• TASK INSTRUCTIONS: Your task is to repeat the entries underneath exactly, minus the pictures.

— START OF DATASET EXTRACT —

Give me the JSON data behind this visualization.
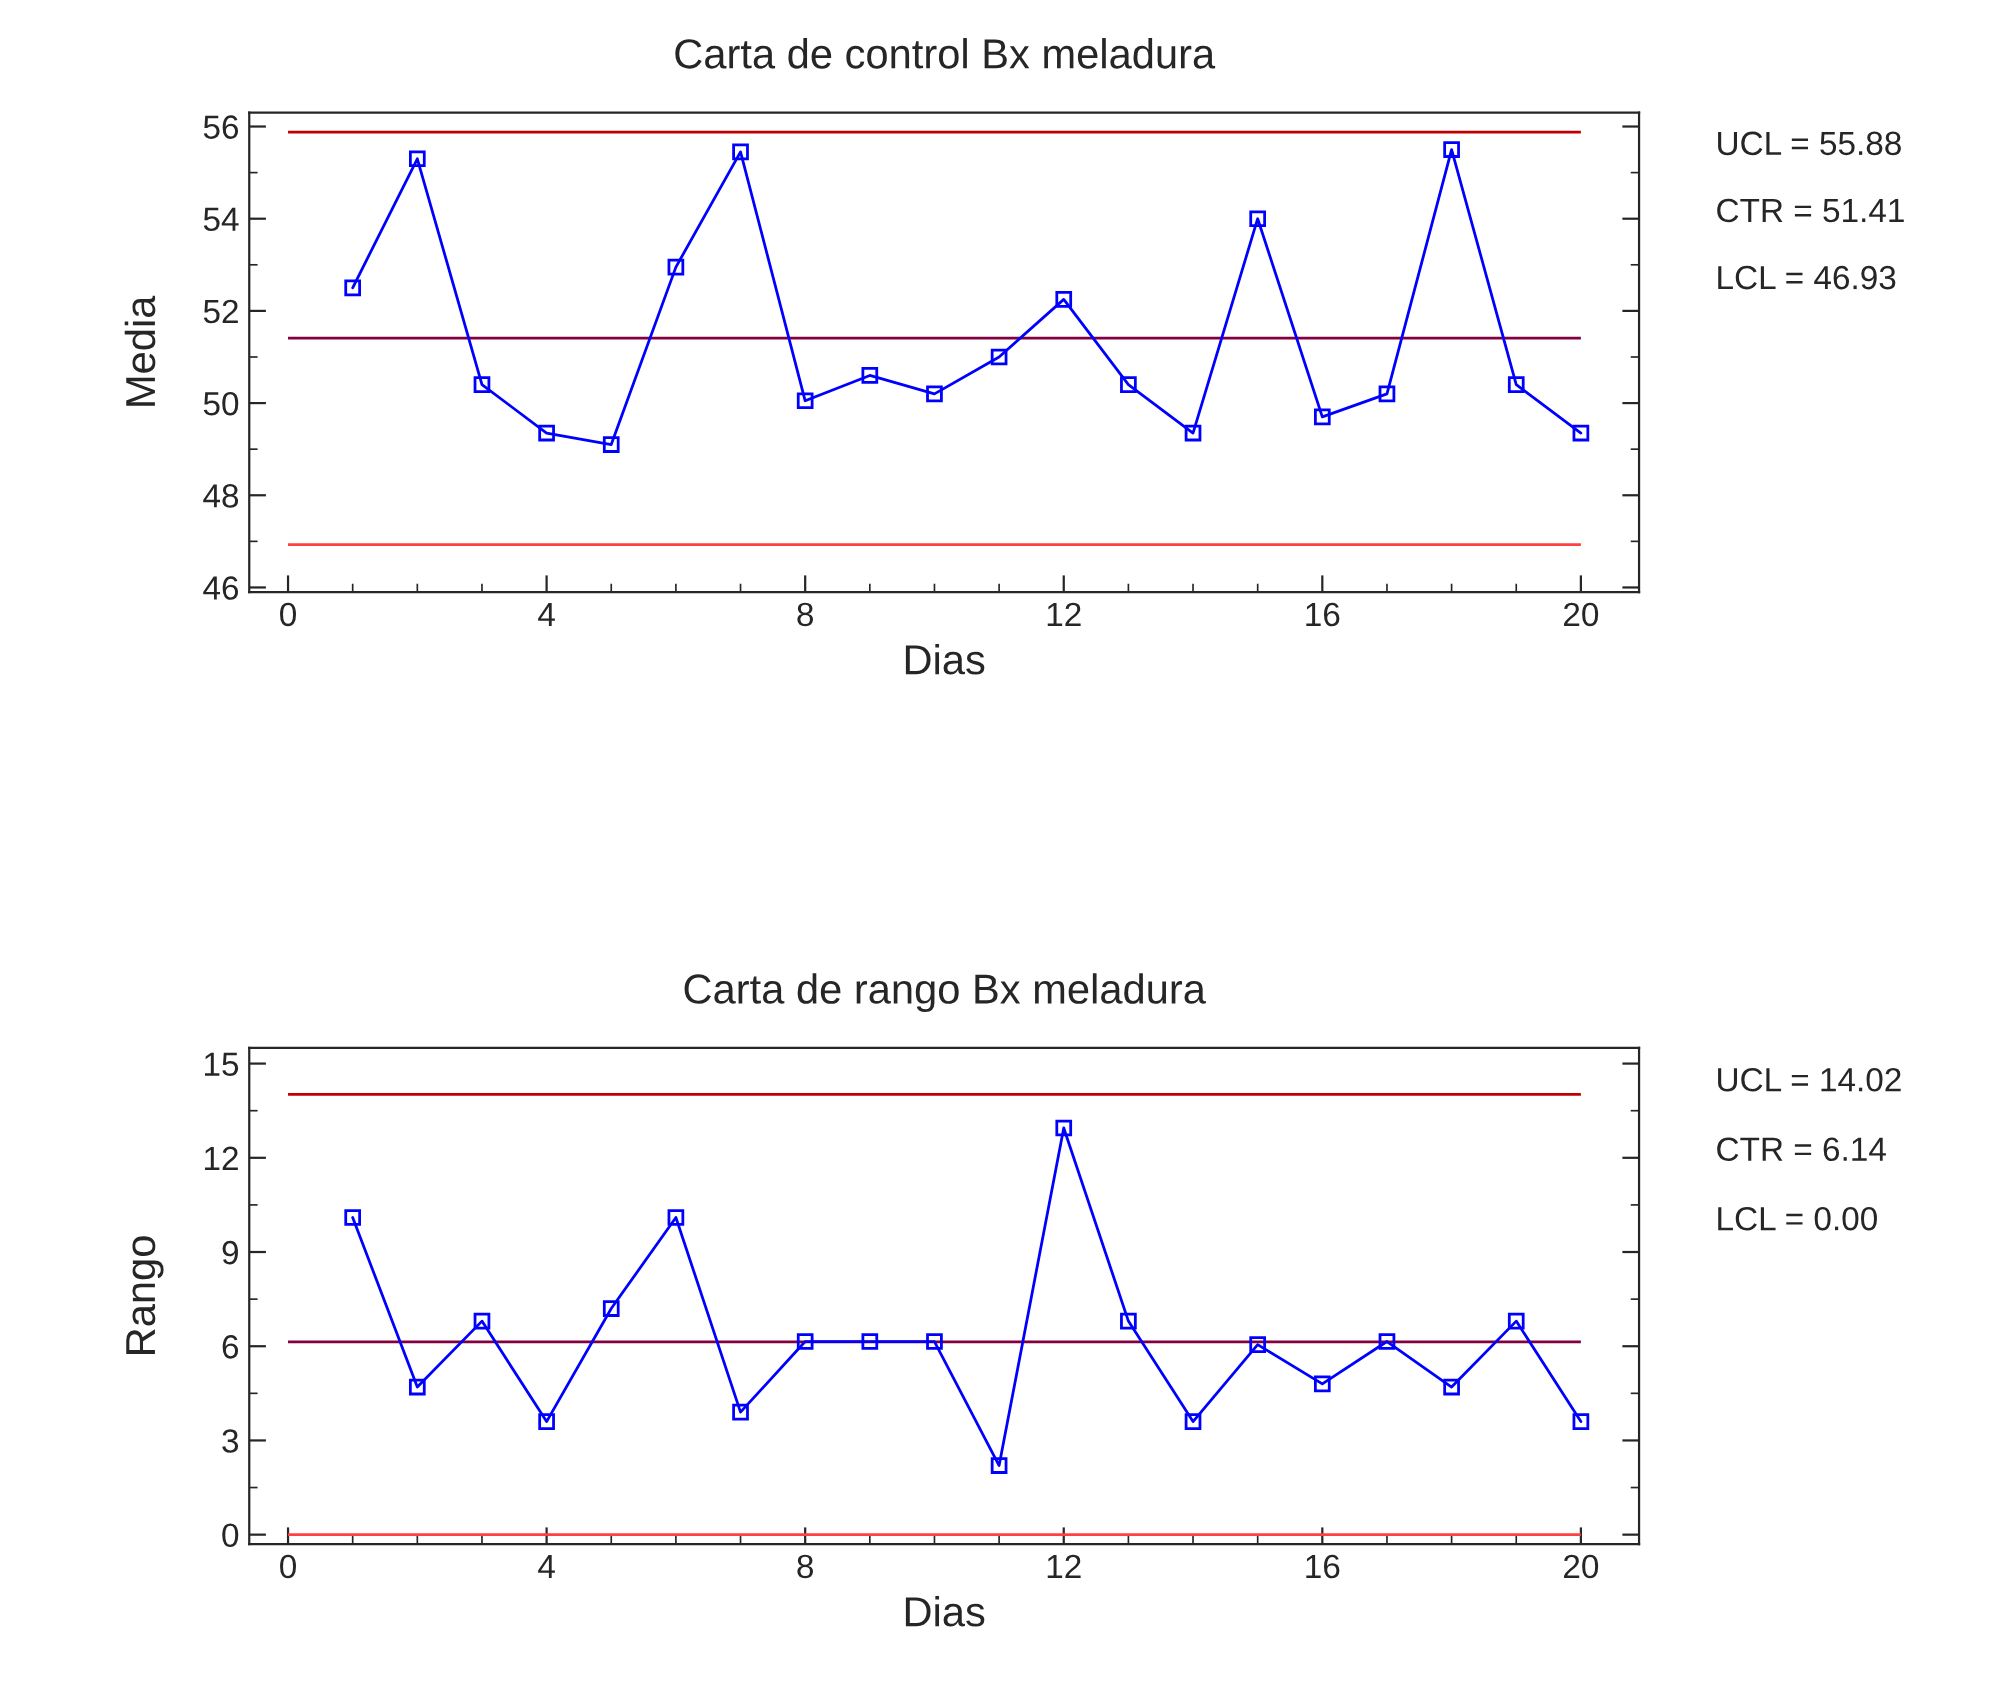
{
  "chart_data": [
    {
      "type": "line",
      "title": "Carta de control Bx meladura",
      "xlabel": "Dias",
      "ylabel": "Media",
      "marker": "square",
      "line_style": "solid",
      "grid": false,
      "legend": false,
      "x": [
        1,
        2,
        3,
        4,
        5,
        6,
        7,
        8,
        9,
        10,
        11,
        12,
        13,
        14,
        15,
        16,
        17,
        18,
        19,
        20
      ],
      "series": [
        {
          "color": "#0000ff",
          "values": [
            52.5,
            55.3,
            50.4,
            49.35,
            49.1,
            52.95,
            55.45,
            50.05,
            50.6,
            50.2,
            51.0,
            52.25,
            50.4,
            49.35,
            54.0,
            49.7,
            50.2,
            55.5,
            50.4,
            49.35
          ]
        }
      ],
      "xlim": [
        -0.6,
        20.9
      ],
      "xticks": [
        0,
        4,
        8,
        12,
        16,
        20
      ],
      "ylim": [
        45.9,
        56.3
      ],
      "yticks": [
        46,
        48,
        50,
        52,
        54,
        56
      ],
      "ref_lines": [
        {
          "axis": "y",
          "value": 55.88,
          "color": "#c00000"
        },
        {
          "axis": "y",
          "value": 51.41,
          "color": "#800040"
        },
        {
          "axis": "y",
          "value": 46.93,
          "color": "#ff4040"
        }
      ],
      "annotations": [
        "UCL = 55.88",
        "CTR = 51.41",
        "LCL = 46.93"
      ]
    },
    {
      "type": "line",
      "title": "Carta de rango Bx meladura",
      "xlabel": "Dias",
      "ylabel": "Rango",
      "marker": "square",
      "line_style": "solid",
      "grid": false,
      "legend": false,
      "x": [
        1,
        2,
        3,
        4,
        5,
        6,
        7,
        8,
        9,
        10,
        11,
        12,
        13,
        14,
        15,
        16,
        17,
        18,
        19,
        20
      ],
      "series": [
        {
          "color": "#0000ff",
          "values": [
            10.1,
            4.7,
            6.8,
            3.6,
            7.2,
            10.1,
            3.9,
            6.15,
            6.15,
            6.15,
            2.2,
            12.95,
            6.8,
            3.6,
            6.05,
            4.8,
            6.15,
            4.7,
            6.8,
            3.6
          ]
        }
      ],
      "xlim": [
        -0.6,
        20.9
      ],
      "xticks": [
        0,
        4,
        8,
        12,
        16,
        20
      ],
      "ylim": [
        -0.3,
        15.5
      ],
      "yticks": [
        0,
        3,
        6,
        9,
        12,
        15
      ],
      "ref_lines": [
        {
          "axis": "y",
          "value": 14.02,
          "color": "#c00000"
        },
        {
          "axis": "y",
          "value": 6.14,
          "color": "#800040"
        },
        {
          "axis": "y",
          "value": 0.0,
          "color": "#ff4040"
        }
      ],
      "annotations": [
        "UCL = 14.02",
        "CTR = 6.14",
        "LCL = 0.00"
      ]
    }
  ]
}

— END OF DATASET EXTRACT —

• SOLUTION BELOW:
Give me the JSON data behind this visualization.
{
  "chart_data": [
    {
      "type": "line",
      "title": "Carta de control Bx meladura",
      "xlabel": "Dias",
      "ylabel": "Media",
      "marker": "square",
      "line_style": "solid",
      "grid": false,
      "legend": false,
      "x": [
        1,
        2,
        3,
        4,
        5,
        6,
        7,
        8,
        9,
        10,
        11,
        12,
        13,
        14,
        15,
        16,
        17,
        18,
        19,
        20
      ],
      "series": [
        {
          "color": "#0000ff",
          "values": [
            52.5,
            55.3,
            50.4,
            49.35,
            49.1,
            52.95,
            55.45,
            50.05,
            50.6,
            50.2,
            51.0,
            52.25,
            50.4,
            49.35,
            54.0,
            49.7,
            50.2,
            55.5,
            50.4,
            49.35
          ]
        }
      ],
      "xlim": [
        -0.6,
        20.9
      ],
      "xticks": [
        0,
        4,
        8,
        12,
        16,
        20
      ],
      "ylim": [
        45.9,
        56.3
      ],
      "yticks": [
        46,
        48,
        50,
        52,
        54,
        56
      ],
      "ref_lines": [
        {
          "axis": "y",
          "value": 55.88,
          "color": "#c00000"
        },
        {
          "axis": "y",
          "value": 51.41,
          "color": "#800040"
        },
        {
          "axis": "y",
          "value": 46.93,
          "color": "#ff4040"
        }
      ],
      "annotations": [
        "UCL = 55.88",
        "CTR = 51.41",
        "LCL = 46.93"
      ]
    },
    {
      "type": "line",
      "title": "Carta de rango Bx meladura",
      "xlabel": "Dias",
      "ylabel": "Rango",
      "marker": "square",
      "line_style": "solid",
      "grid": false,
      "legend": false,
      "x": [
        1,
        2,
        3,
        4,
        5,
        6,
        7,
        8,
        9,
        10,
        11,
        12,
        13,
        14,
        15,
        16,
        17,
        18,
        19,
        20
      ],
      "series": [
        {
          "color": "#0000ff",
          "values": [
            10.1,
            4.7,
            6.8,
            3.6,
            7.2,
            10.1,
            3.9,
            6.15,
            6.15,
            6.15,
            2.2,
            12.95,
            6.8,
            3.6,
            6.05,
            4.8,
            6.15,
            4.7,
            6.8,
            3.6
          ]
        }
      ],
      "xlim": [
        -0.6,
        20.9
      ],
      "xticks": [
        0,
        4,
        8,
        12,
        16,
        20
      ],
      "ylim": [
        -0.3,
        15.5
      ],
      "yticks": [
        0,
        3,
        6,
        9,
        12,
        15
      ],
      "ref_lines": [
        {
          "axis": "y",
          "value": 14.02,
          "color": "#c00000"
        },
        {
          "axis": "y",
          "value": 6.14,
          "color": "#800040"
        },
        {
          "axis": "y",
          "value": 0.0,
          "color": "#ff4040"
        }
      ],
      "annotations": [
        "UCL = 14.02",
        "CTR = 6.14",
        "LCL = 0.00"
      ]
    }
  ]
}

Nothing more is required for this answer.